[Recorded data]

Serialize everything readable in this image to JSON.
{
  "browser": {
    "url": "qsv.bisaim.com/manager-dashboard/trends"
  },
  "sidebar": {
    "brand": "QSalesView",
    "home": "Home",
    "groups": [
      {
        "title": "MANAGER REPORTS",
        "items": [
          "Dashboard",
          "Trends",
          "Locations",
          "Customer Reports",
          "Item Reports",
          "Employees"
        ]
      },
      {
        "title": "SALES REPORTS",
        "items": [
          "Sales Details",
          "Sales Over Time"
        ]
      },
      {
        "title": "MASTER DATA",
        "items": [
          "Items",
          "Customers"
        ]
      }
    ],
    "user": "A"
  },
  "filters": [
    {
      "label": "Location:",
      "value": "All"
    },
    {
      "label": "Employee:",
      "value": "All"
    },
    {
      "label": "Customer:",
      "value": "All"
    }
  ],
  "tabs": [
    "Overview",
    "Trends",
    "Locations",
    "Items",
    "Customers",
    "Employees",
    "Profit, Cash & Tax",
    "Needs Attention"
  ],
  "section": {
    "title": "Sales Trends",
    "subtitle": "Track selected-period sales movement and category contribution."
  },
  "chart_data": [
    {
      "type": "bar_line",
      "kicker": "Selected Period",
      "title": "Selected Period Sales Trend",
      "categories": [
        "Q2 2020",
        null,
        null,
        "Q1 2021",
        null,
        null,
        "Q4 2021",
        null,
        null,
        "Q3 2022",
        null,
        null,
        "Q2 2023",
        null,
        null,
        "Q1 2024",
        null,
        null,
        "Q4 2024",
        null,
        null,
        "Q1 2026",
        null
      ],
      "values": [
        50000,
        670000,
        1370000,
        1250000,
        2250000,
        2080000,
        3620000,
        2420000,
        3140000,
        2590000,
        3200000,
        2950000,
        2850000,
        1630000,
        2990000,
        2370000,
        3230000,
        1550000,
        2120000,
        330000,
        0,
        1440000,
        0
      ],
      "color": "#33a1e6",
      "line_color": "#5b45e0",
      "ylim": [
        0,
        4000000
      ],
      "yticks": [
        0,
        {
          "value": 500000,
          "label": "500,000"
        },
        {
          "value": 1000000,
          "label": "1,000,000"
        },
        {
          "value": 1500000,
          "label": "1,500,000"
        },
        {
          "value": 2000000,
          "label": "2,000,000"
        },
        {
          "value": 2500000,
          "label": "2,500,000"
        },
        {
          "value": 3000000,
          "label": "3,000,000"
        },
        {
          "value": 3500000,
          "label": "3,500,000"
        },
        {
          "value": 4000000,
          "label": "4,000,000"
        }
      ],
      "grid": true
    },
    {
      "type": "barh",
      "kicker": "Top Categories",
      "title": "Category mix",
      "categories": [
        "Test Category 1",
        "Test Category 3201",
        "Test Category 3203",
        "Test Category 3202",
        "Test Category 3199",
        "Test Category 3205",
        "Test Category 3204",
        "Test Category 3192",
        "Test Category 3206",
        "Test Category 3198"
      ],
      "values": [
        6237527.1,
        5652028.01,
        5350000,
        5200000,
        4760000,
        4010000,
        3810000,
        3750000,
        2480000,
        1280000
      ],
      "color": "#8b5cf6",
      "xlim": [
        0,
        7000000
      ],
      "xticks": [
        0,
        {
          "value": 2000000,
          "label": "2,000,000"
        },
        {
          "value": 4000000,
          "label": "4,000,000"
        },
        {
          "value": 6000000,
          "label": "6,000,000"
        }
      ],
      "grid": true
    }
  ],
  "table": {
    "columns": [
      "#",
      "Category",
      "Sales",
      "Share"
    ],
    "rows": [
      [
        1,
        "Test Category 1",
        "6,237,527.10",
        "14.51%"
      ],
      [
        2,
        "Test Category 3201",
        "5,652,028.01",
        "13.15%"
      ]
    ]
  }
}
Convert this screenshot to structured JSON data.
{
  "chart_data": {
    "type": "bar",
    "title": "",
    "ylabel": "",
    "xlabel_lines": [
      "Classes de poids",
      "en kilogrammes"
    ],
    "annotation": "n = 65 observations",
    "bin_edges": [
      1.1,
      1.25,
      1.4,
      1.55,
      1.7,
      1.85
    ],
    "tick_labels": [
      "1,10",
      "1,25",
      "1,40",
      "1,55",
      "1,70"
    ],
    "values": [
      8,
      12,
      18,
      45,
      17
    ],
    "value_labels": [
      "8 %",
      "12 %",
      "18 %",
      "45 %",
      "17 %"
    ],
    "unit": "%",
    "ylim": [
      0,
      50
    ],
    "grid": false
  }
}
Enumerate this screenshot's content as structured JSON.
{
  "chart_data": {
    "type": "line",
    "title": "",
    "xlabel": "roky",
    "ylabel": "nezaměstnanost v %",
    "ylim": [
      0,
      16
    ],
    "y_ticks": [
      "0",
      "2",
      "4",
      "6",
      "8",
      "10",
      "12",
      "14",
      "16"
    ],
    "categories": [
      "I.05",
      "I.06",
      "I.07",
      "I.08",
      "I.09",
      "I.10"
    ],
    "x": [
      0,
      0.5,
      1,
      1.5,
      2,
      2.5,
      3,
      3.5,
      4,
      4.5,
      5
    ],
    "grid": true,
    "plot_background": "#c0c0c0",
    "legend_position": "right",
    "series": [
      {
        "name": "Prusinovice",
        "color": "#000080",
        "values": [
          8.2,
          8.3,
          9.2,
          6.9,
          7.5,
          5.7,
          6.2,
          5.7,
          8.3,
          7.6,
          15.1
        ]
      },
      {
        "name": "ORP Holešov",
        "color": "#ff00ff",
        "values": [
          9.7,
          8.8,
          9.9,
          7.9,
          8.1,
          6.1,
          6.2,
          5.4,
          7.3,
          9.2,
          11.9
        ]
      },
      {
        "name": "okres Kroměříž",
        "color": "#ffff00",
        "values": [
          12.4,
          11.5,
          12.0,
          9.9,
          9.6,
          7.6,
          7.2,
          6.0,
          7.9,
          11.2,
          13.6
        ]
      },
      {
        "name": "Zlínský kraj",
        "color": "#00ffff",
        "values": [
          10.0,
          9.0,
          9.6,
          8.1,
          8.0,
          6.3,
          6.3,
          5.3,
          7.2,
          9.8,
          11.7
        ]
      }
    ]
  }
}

▶ **EXERCISE OBJECTIVE**: Count every line above that holds the word "kicker", and state the number and nothing more.

▶ **PROBLEM SOLUTION**: 2